> _Recorded information_
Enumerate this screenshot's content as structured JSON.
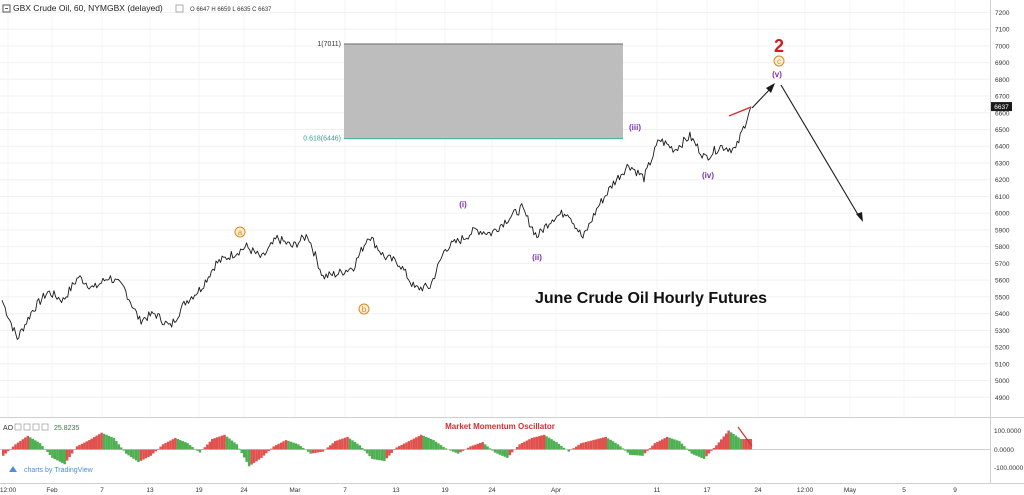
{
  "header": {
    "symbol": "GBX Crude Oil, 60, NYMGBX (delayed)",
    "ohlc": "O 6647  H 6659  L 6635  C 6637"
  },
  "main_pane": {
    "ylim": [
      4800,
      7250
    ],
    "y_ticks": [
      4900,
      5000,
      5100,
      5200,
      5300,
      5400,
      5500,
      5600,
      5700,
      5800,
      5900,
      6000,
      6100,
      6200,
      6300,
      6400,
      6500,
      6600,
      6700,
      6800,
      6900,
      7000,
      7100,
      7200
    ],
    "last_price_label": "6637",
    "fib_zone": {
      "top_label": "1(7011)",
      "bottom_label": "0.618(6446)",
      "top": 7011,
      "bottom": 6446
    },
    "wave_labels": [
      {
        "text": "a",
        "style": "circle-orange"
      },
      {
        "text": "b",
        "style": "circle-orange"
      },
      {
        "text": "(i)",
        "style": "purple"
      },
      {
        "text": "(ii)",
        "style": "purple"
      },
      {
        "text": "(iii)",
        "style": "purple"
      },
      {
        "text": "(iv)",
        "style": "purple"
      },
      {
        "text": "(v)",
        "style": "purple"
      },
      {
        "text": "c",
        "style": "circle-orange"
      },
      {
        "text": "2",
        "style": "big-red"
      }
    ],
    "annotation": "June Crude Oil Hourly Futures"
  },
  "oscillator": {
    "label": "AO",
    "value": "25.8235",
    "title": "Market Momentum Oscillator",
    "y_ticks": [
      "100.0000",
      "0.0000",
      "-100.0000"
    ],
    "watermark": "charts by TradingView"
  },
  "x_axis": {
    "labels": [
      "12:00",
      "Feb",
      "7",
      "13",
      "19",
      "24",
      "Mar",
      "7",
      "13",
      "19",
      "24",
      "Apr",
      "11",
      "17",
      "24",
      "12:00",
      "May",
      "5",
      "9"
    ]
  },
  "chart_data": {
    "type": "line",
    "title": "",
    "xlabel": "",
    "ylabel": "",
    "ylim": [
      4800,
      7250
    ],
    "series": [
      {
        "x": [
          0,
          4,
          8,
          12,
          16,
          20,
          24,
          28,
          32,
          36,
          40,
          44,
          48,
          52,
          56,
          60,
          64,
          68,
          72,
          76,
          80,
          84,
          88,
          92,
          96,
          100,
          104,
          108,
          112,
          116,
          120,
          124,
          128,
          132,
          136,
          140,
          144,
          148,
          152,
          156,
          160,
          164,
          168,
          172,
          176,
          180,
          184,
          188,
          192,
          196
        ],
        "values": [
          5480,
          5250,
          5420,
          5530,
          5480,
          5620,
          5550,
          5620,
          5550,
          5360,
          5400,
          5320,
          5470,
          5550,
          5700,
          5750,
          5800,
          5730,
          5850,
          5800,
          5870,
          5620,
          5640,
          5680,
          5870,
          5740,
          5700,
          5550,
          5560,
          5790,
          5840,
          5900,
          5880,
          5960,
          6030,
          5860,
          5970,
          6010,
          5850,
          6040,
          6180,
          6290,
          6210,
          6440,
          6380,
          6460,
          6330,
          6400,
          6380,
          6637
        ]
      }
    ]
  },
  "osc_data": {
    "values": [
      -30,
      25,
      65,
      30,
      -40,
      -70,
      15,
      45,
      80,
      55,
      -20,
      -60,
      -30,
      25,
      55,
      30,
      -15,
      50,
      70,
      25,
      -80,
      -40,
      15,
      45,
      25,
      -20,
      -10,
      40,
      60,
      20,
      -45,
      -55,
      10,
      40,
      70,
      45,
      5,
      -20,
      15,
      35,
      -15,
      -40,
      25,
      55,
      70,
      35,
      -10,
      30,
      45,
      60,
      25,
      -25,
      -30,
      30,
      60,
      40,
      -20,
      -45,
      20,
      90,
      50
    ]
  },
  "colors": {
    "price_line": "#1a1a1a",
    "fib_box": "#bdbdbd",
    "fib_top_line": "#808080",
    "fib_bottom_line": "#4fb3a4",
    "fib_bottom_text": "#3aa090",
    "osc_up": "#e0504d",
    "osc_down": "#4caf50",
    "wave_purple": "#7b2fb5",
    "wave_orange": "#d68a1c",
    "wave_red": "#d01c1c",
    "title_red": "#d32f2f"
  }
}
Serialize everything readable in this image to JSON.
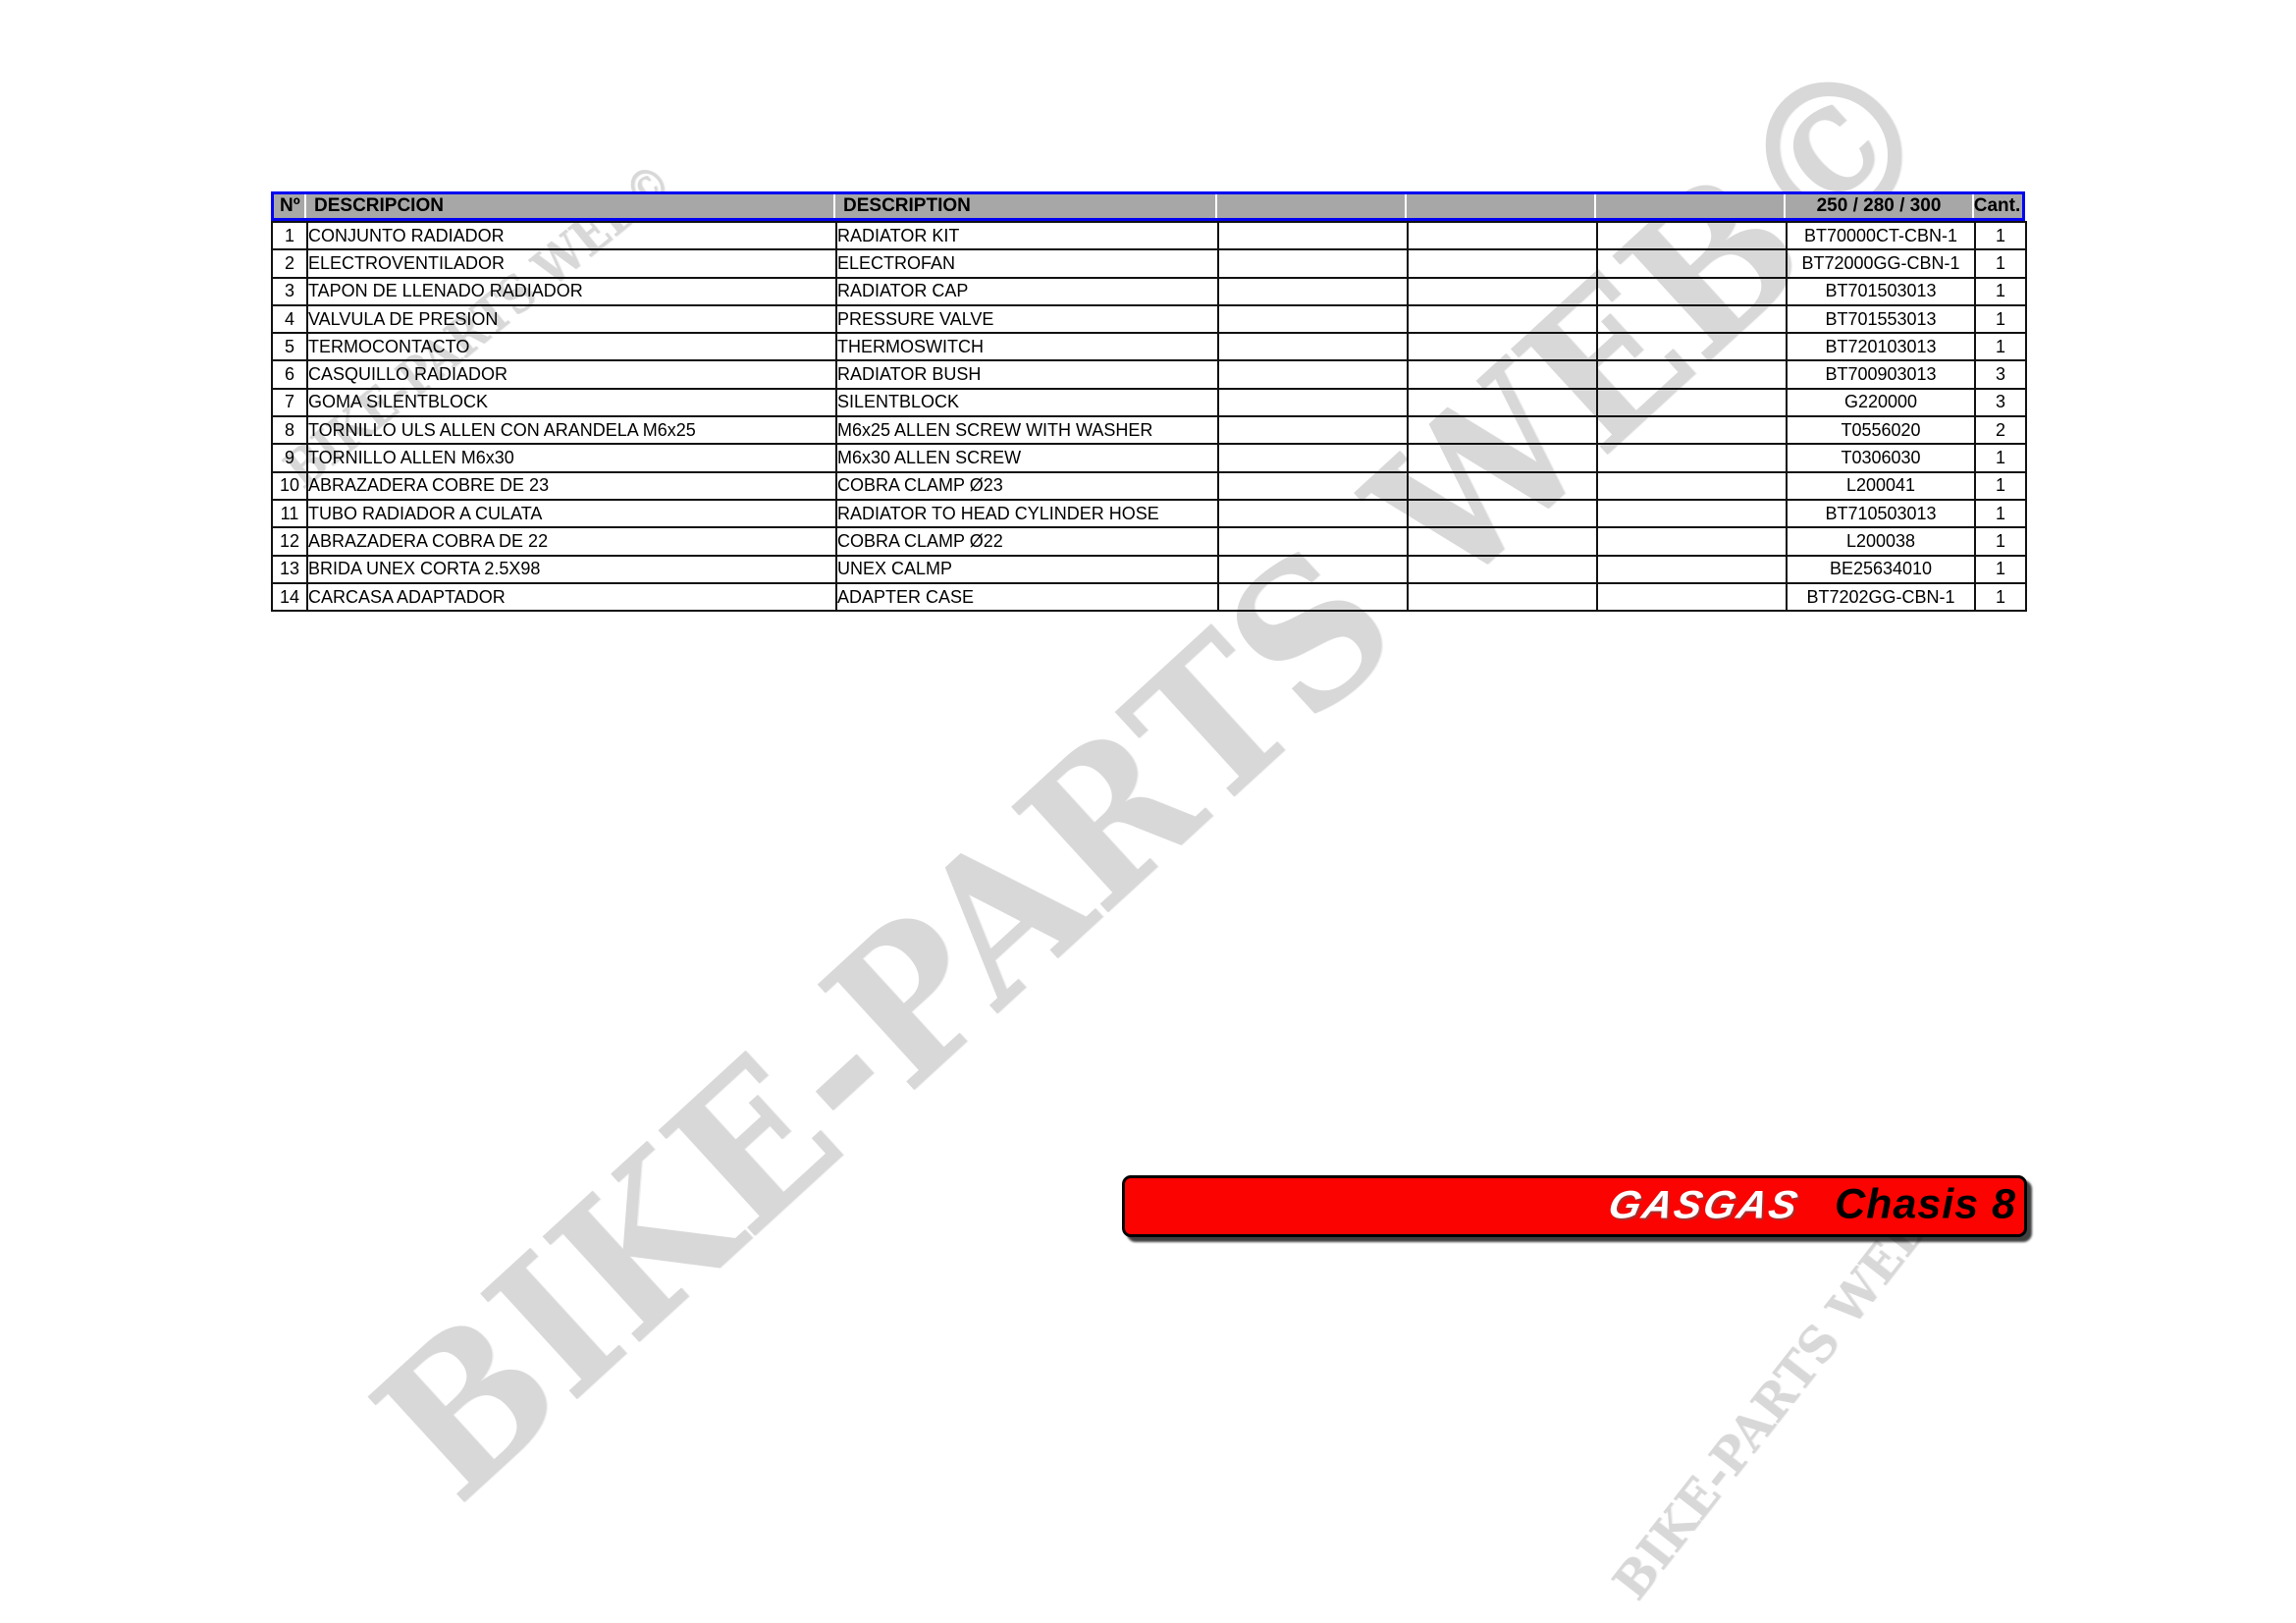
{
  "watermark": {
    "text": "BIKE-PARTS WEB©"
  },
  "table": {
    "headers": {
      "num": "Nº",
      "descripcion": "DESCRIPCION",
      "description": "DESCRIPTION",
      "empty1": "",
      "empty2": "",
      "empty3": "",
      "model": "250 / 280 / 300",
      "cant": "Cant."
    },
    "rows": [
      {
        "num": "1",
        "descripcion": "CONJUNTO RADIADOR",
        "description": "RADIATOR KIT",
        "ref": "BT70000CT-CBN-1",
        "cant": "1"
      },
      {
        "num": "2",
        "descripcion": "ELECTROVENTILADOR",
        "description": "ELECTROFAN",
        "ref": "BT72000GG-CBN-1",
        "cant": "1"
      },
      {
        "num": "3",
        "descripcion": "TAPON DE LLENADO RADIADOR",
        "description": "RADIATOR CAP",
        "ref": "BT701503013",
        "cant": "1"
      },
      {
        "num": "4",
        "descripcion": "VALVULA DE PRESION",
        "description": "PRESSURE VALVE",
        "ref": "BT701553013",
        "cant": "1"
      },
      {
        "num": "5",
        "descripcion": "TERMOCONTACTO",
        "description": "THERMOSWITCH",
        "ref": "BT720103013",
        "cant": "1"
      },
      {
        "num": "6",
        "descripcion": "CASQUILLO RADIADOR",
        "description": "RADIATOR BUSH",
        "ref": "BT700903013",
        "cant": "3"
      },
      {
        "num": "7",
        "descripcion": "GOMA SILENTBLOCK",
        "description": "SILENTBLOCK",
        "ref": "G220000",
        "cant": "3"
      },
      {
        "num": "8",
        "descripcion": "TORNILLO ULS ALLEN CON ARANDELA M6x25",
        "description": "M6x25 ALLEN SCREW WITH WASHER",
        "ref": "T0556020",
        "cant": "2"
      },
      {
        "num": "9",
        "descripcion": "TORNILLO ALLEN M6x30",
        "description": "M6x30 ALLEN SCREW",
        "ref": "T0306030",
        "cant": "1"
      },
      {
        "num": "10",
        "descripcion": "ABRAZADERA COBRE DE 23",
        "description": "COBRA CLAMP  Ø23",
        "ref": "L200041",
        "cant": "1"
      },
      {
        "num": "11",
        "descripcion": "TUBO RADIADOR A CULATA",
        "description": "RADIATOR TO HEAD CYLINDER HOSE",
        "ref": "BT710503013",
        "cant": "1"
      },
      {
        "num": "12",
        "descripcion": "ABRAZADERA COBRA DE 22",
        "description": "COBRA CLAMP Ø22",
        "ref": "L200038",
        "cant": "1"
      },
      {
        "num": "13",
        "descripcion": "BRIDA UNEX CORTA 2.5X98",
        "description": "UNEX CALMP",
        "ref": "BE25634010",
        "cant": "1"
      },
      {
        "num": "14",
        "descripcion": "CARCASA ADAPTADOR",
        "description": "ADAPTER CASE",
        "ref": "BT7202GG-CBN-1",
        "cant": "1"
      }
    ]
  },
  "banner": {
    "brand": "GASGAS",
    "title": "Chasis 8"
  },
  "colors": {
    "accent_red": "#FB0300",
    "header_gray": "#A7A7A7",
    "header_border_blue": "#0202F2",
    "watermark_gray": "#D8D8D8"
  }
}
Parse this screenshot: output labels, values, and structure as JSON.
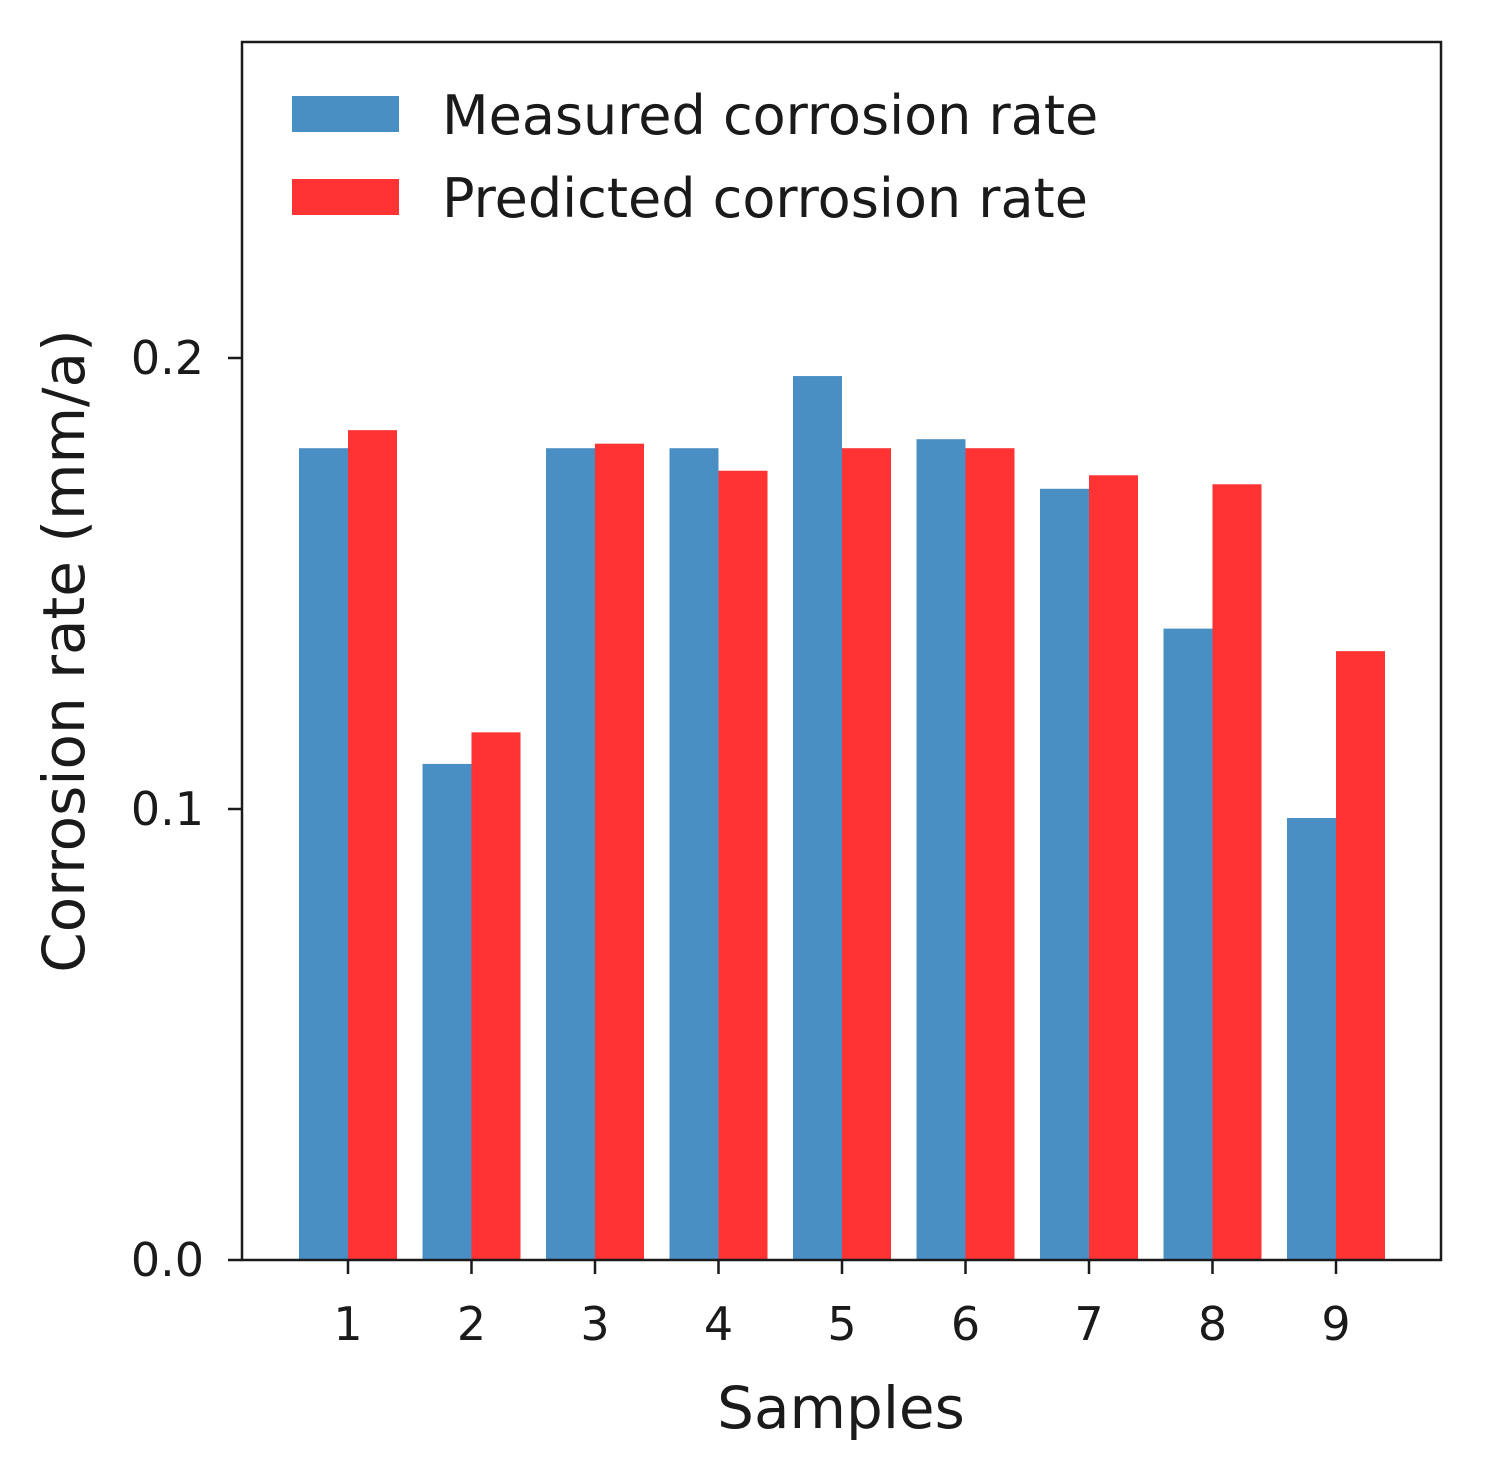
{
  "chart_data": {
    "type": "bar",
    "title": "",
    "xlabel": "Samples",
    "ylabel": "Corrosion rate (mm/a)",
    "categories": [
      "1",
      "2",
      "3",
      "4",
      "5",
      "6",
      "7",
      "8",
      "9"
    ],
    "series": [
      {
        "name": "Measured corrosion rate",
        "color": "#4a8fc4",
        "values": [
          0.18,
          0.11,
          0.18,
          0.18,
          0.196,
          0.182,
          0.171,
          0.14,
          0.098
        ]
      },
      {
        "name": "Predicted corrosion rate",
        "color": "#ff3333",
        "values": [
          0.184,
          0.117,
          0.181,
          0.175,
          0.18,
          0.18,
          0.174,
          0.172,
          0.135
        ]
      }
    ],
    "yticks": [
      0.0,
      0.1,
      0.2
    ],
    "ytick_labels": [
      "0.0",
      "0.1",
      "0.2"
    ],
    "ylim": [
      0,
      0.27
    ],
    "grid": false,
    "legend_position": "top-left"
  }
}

> _Exercise details_
Search the preceding listing for "ABRAZADERA" and extract every line where it is found.

> _Result_
        "descripcion": "ABRAZADERA COBRE DE 23",
        "descripcion": "ABRAZADERA COBRA DE 22",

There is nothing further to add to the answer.